_Lines of data_:
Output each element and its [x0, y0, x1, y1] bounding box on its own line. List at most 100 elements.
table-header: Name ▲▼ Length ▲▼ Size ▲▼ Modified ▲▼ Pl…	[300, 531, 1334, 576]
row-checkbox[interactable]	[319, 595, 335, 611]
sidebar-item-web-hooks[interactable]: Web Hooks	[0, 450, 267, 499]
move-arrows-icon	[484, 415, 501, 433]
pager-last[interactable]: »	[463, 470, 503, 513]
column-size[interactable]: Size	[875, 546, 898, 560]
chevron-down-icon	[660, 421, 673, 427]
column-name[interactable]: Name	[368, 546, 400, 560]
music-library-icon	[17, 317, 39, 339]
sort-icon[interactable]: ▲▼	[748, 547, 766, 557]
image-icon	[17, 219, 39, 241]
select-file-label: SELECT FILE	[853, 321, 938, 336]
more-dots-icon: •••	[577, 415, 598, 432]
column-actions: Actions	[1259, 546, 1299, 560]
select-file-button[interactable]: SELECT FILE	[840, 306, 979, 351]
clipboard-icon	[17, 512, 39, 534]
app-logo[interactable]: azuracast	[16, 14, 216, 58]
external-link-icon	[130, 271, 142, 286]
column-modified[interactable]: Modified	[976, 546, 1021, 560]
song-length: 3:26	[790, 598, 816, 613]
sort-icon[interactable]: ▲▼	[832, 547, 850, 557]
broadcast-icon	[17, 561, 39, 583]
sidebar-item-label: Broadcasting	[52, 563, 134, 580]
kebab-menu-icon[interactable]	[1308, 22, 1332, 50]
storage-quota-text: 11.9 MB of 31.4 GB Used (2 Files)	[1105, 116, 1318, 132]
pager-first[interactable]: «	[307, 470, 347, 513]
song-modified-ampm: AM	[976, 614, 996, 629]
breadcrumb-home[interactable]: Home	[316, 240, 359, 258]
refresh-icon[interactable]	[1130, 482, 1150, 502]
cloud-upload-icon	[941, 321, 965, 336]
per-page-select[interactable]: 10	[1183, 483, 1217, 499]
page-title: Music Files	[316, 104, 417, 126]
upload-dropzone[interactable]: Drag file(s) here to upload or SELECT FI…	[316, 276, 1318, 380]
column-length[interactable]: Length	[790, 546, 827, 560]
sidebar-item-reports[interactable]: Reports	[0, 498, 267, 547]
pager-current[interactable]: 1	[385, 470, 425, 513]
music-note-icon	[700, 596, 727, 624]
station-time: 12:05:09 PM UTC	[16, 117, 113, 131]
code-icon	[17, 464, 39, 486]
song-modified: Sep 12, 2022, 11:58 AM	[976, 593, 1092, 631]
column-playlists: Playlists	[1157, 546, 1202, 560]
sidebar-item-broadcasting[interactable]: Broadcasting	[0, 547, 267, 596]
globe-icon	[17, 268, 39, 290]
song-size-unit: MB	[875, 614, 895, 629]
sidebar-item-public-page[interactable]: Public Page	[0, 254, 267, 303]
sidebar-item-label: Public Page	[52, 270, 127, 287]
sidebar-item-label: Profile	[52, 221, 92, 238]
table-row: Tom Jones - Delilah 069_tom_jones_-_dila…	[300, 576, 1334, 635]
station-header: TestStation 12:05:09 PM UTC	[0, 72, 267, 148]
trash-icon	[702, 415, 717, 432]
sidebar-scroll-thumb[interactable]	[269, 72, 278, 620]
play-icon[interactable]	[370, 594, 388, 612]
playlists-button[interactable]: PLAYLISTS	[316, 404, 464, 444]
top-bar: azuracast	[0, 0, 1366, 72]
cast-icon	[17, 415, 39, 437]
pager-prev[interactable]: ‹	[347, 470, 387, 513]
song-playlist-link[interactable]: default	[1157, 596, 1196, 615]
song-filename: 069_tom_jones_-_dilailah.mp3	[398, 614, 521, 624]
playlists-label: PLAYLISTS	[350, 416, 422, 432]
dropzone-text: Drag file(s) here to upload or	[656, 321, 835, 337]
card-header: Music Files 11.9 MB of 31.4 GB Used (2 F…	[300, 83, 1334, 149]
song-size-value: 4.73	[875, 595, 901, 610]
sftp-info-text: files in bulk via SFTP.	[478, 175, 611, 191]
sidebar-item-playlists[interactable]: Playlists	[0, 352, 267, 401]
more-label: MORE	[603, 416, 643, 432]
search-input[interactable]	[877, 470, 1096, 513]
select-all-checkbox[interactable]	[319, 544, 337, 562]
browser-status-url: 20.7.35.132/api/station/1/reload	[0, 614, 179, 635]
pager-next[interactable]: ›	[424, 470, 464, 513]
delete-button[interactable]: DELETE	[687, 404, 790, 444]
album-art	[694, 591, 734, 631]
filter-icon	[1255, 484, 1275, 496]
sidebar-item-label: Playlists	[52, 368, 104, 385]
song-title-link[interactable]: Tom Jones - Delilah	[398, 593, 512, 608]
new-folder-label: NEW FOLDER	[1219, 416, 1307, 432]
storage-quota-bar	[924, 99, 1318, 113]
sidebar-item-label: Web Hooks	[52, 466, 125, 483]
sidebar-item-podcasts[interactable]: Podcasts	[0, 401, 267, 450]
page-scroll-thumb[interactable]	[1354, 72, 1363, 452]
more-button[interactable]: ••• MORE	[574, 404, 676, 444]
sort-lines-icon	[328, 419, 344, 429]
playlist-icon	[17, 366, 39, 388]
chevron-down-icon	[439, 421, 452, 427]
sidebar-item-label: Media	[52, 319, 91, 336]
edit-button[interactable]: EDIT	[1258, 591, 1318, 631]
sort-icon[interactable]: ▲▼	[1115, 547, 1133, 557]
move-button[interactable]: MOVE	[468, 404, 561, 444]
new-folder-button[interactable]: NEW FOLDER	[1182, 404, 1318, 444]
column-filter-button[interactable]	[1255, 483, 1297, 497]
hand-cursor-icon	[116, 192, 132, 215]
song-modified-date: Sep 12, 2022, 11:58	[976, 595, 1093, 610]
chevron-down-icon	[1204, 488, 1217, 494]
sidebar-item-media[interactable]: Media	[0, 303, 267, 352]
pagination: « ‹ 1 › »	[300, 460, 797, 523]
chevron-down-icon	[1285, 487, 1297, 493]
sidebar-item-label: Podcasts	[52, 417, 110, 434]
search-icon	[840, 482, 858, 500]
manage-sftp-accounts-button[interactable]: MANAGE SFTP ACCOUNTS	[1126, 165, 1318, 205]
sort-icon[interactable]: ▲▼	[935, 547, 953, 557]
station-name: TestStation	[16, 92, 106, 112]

_Task to complete_:
Copy every line of the entries above word for word, without changing anything.

_Finished task_:
Output each element and its [x0, y0, x1, y1] bounding box on its own line. List at most 100 elements.
table-header: Name ▲▼ Length ▲▼ Size ▲▼ Modified ▲▼ Pl…	[300, 531, 1334, 576]
row-checkbox[interactable]	[319, 595, 335, 611]
sidebar-item-web-hooks[interactable]: Web Hooks	[0, 450, 267, 499]
move-arrows-icon	[484, 415, 501, 433]
pager-last[interactable]: »	[463, 470, 503, 513]
column-size[interactable]: Size	[875, 546, 898, 560]
chevron-down-icon	[660, 421, 673, 427]
column-name[interactable]: Name	[368, 546, 400, 560]
music-library-icon	[17, 317, 39, 339]
sort-icon[interactable]: ▲▼	[748, 547, 766, 557]
image-icon	[17, 219, 39, 241]
select-file-label: SELECT FILE	[853, 321, 938, 336]
more-dots-icon: •••	[577, 415, 598, 432]
column-actions: Actions	[1259, 546, 1299, 560]
select-file-button[interactable]: SELECT FILE	[840, 306, 979, 351]
clipboard-icon	[17, 512, 39, 534]
app-logo[interactable]: azuracast	[16, 14, 216, 58]
external-link-icon	[130, 271, 142, 286]
column-modified[interactable]: Modified	[976, 546, 1021, 560]
song-length: 3:26	[790, 598, 816, 613]
sort-icon[interactable]: ▲▼	[832, 547, 850, 557]
broadcast-icon	[17, 561, 39, 583]
sidebar-item-label: Broadcasting	[52, 563, 134, 580]
kebab-menu-icon[interactable]	[1308, 22, 1332, 50]
storage-quota-text: 11.9 MB of 31.4 GB Used (2 Files)	[1105, 116, 1318, 132]
pager-first[interactable]: «	[307, 470, 347, 513]
song-modified-ampm: AM	[976, 614, 996, 629]
breadcrumb-home[interactable]: Home	[316, 240, 359, 258]
refresh-icon[interactable]	[1130, 482, 1150, 502]
cloud-upload-icon	[941, 321, 965, 336]
per-page-select[interactable]: 10	[1183, 483, 1217, 499]
page-title: Music Files	[316, 104, 417, 126]
upload-dropzone[interactable]: Drag file(s) here to upload or SELECT FI…	[316, 276, 1318, 380]
column-length[interactable]: Length	[790, 546, 827, 560]
sidebar-item-reports[interactable]: Reports	[0, 498, 267, 547]
pager-current[interactable]: 1	[385, 470, 425, 513]
music-note-icon	[700, 596, 727, 624]
station-time: 12:05:09 PM UTC	[16, 117, 113, 131]
code-icon	[17, 464, 39, 486]
song-modified: Sep 12, 2022, 11:58 AM	[976, 593, 1092, 631]
column-playlists: Playlists	[1157, 546, 1202, 560]
sidebar-item-broadcasting[interactable]: Broadcasting	[0, 547, 267, 596]
globe-icon	[17, 268, 39, 290]
song-size-unit: MB	[875, 614, 895, 629]
sidebar-item-public-page[interactable]: Public Page	[0, 254, 267, 303]
sidebar-item-label: Public Page	[52, 270, 127, 287]
sidebar-item-label: Profile	[52, 221, 92, 238]
table-row: Tom Jones - Delilah 069_tom_jones_-_dila…	[300, 576, 1334, 635]
station-header: TestStation 12:05:09 PM UTC	[0, 72, 267, 148]
trash-icon	[702, 415, 717, 432]
sidebar-scroll-thumb[interactable]	[269, 72, 278, 620]
play-icon[interactable]	[370, 594, 388, 612]
playlists-button[interactable]: PLAYLISTS	[316, 404, 464, 444]
top-bar: azuracast	[0, 0, 1366, 72]
cast-icon	[17, 415, 39, 437]
pager-prev[interactable]: ‹	[347, 470, 387, 513]
song-playlist-link[interactable]: default	[1157, 596, 1196, 615]
song-filename: 069_tom_jones_-_dilailah.mp3	[398, 614, 521, 624]
playlists-label: PLAYLISTS	[350, 416, 422, 432]
dropzone-text: Drag file(s) here to upload or	[656, 321, 835, 337]
card-header: Music Files 11.9 MB of 31.4 GB Used (2 F…	[300, 83, 1334, 149]
song-size-value: 4.73	[875, 595, 901, 610]
sftp-info-text: files in bulk via SFTP.	[478, 175, 611, 191]
sidebar-item-playlists[interactable]: Playlists	[0, 352, 267, 401]
more-label: MORE	[603, 416, 643, 432]
search-input[interactable]	[877, 470, 1096, 513]
select-all-checkbox[interactable]	[319, 544, 337, 562]
browser-status-url: 20.7.35.132/api/station/1/reload	[0, 614, 179, 635]
pager-next[interactable]: ›	[424, 470, 464, 513]
delete-button[interactable]: DELETE	[687, 404, 790, 444]
album-art	[694, 591, 734, 631]
filter-icon	[1255, 484, 1275, 496]
sidebar-item-label: Playlists	[52, 368, 104, 385]
song-title-link[interactable]: Tom Jones - Delilah	[398, 593, 512, 608]
new-folder-label: NEW FOLDER	[1219, 416, 1307, 432]
storage-quota-bar	[924, 99, 1318, 113]
sidebar-item-label: Web Hooks	[52, 466, 125, 483]
sidebar-item-podcasts[interactable]: Podcasts	[0, 401, 267, 450]
page-scroll-thumb[interactable]	[1354, 72, 1363, 452]
more-button[interactable]: ••• MORE	[574, 404, 676, 444]
sort-lines-icon	[328, 419, 344, 429]
playlist-icon	[17, 366, 39, 388]
chevron-down-icon	[439, 421, 452, 427]
sidebar-item-label: Media	[52, 319, 91, 336]
edit-button[interactable]: EDIT	[1258, 591, 1318, 631]
sort-icon[interactable]: ▲▼	[1115, 547, 1133, 557]
move-button[interactable]: MOVE	[468, 404, 561, 444]
new-folder-button[interactable]: NEW FOLDER	[1182, 404, 1318, 444]
column-filter-button[interactable]	[1255, 483, 1297, 497]
hand-cursor-icon	[116, 192, 132, 215]
song-modified-date: Sep 12, 2022, 11:58	[976, 595, 1093, 610]
chevron-down-icon	[1204, 488, 1217, 494]
sidebar-item-media[interactable]: Media	[0, 303, 267, 352]
pagination: « ‹ 1 › »	[300, 460, 797, 523]
chevron-down-icon	[1285, 487, 1297, 493]
sidebar-item-label: Podcasts	[52, 417, 110, 434]
search-icon	[840, 482, 858, 500]
manage-sftp-accounts-button[interactable]: MANAGE SFTP ACCOUNTS	[1126, 165, 1318, 205]
sort-icon[interactable]: ▲▼	[935, 547, 953, 557]
station-name: TestStation	[16, 92, 106, 112]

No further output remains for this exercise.